▸ Trecho fornecido:
========================================

Lá, então, algumas gerações conviveriam. Os avós, os filhos, os netos. Se a casa era abastada e, portanto, gerava e oferecia trabalho, ali também se hospedavam criados contratados para a lida no campo, para plantar, colher, manter a casa aquecida, cuidar do gado. Os meses de verão eram os de maior trabalho. Faziam queijo, linguiça, farinha. Guardavam a farinha, conservavam queijos e embutidos para os meses rigorosos do inverno.

Aí, gastavam muito tempo na cozinha, o lugar mais quente, onde conversavam, conversavam, conversavam.

E o casamento, então, ia acontecer.

Francesca, linda, feliz, ia hoje para a casa,  para a cerimônia, para a festa e para o quarto.

Teria filhos, trabalharia fazendo pão, cuidando do campo, do gado, costuraria os rasgos das roupas do marido, do sogro, rezaria as orações, dançaria nos bailes no salão da própria casa.

A noiva montou uma mula. Outra mula levava os baús do enxoval caprichado: roupas de cama bordadas a muitas mãos femininas, toalhas, vestes para o trabalho e para as festas da paróquia.

Os avós dela entregaram, então, o presente que era o símbolo de uma boa e prazerosa noite de núpcias: duas galinhas vivas. Elas virariam caldo que os noivos deveriam tomar na noite do casamento.

Todos riam, maliciosamente, genuinamente e felicitavam.

Naquela noite, teve festa. Os convidados acompanharam marido e mulher até o novo quarto da velha casa preparado para o casal. As portas se fecharam. Os convidados se retiraram. O caldo foi consumido.

E a vida nos altos Pirineus seguiu.

Este texto acima foi inspirado num extrato de história sobre a família moradora do hoje Museu Casa Rull, em Andorra, onde estive de férias recentemente (sobre esquiar, nem vou contar!).

A tal família era próspera, proprietária de terras. A casa está preservada, como se os moradores tivessem acabado de sair. Para visitantes curiosos conhecerem como era a vida dos andorranos aos finais do século XIX, começo do século XX.

Me interessou o caldo de galinha. Em algumas culturas, caldo de galinha era – talvez ainda seja –  tão tradicional quanto jogar arroz nos noivos. Prosperidade, fartura, vitalidade. Comida, sempre comida permeando os hábitos. O que o caldo de galinha significa – e tinha que ser galinha e não frango – é rigor, vigor, saúde, restauração. E tinha que ser galinha porque o único galo a cantar naquele terreiro a partir de então era o noivo…

Mas, nós, este povo da cozinha quentinha, idolatramos mesmo os caldos. Porque eles são básicos para dar sabor e saúde a algumas receitas. Mirem-se na sabedoria popular: não é por acaso que canja de galinha cura ressaca; que os convalescentes até peçam uma sopinha onde o calor do caldo é puro acalanto.

========================================

▸ Segmento de dados:

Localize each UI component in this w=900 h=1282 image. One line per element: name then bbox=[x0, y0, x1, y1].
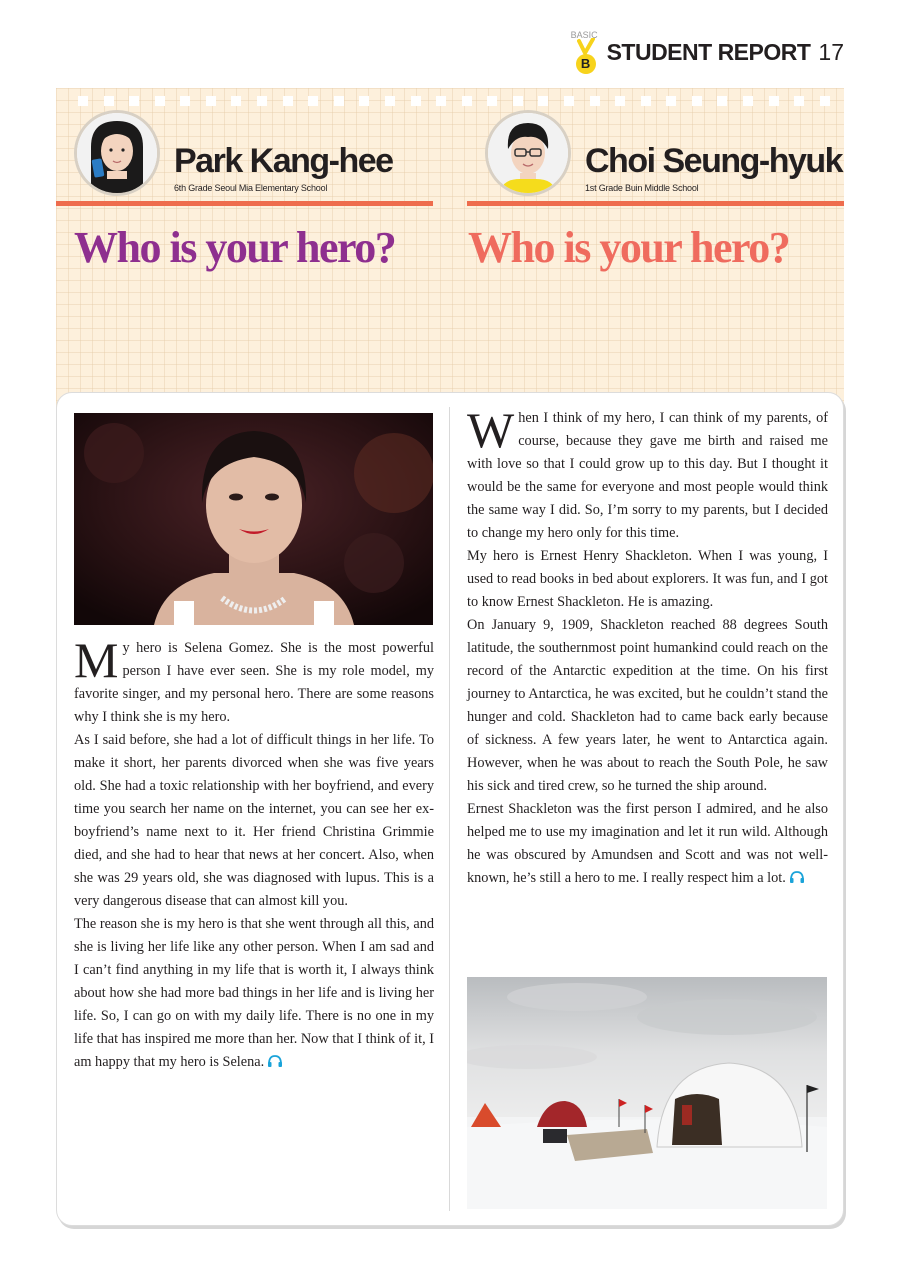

========================================

▸ Tarefas propostas:
**a)** Atualize o trecho sobre o casamento nos Pirineus, reproduzindo-o a partir das palavras que contêm "Aí, gastavam muito" e encerrando após "noite do casamento."; nele, troque "mula" por "égua".
**b)** Responda, com base no trecho fornecido:
(i) Quais eram os meses de maior trabalho na casa?
(ii) Que presente os avós da noiva entregaram?
(iii) Em que país fica o Museu Casa Rull?

▸ Respostas apresentadas:
**a)**
Aí, gastavam muito tempo na cozinha, o lugar mais quente, onde conversavam, conversavam, conversavam.

E o casamento, então, ia acontecer.

Francesca, linda, feliz, ia hoje para a casa,  para a cerimônia, para a festa e para o quarto.

Teria filhos, trabalharia fazendo pão, cuidando do campo, do gado, costuraria os rasgos das roupas do marido, do sogro, rezaria as orações, dançaria nos bailes no salão da própria casa.

A noiva montou uma égua. Outra égua levava os baús do enxoval caprichado: roupas de cama bordadas a muitas mãos femininas, toalhas, vestes para o trabalho e para as festas da paróquia.

Os avós dela entregaram, então, o presente que era o símbolo de uma boa e prazerosa noite de núpcias: duas galinhas vivas. Elas virariam caldo que os noivos deveriam tomar na noite do casamento.

**b)**
(i) Os meses de verão.
(ii) Duas galinhas vivas.
(iii) Em Andorra.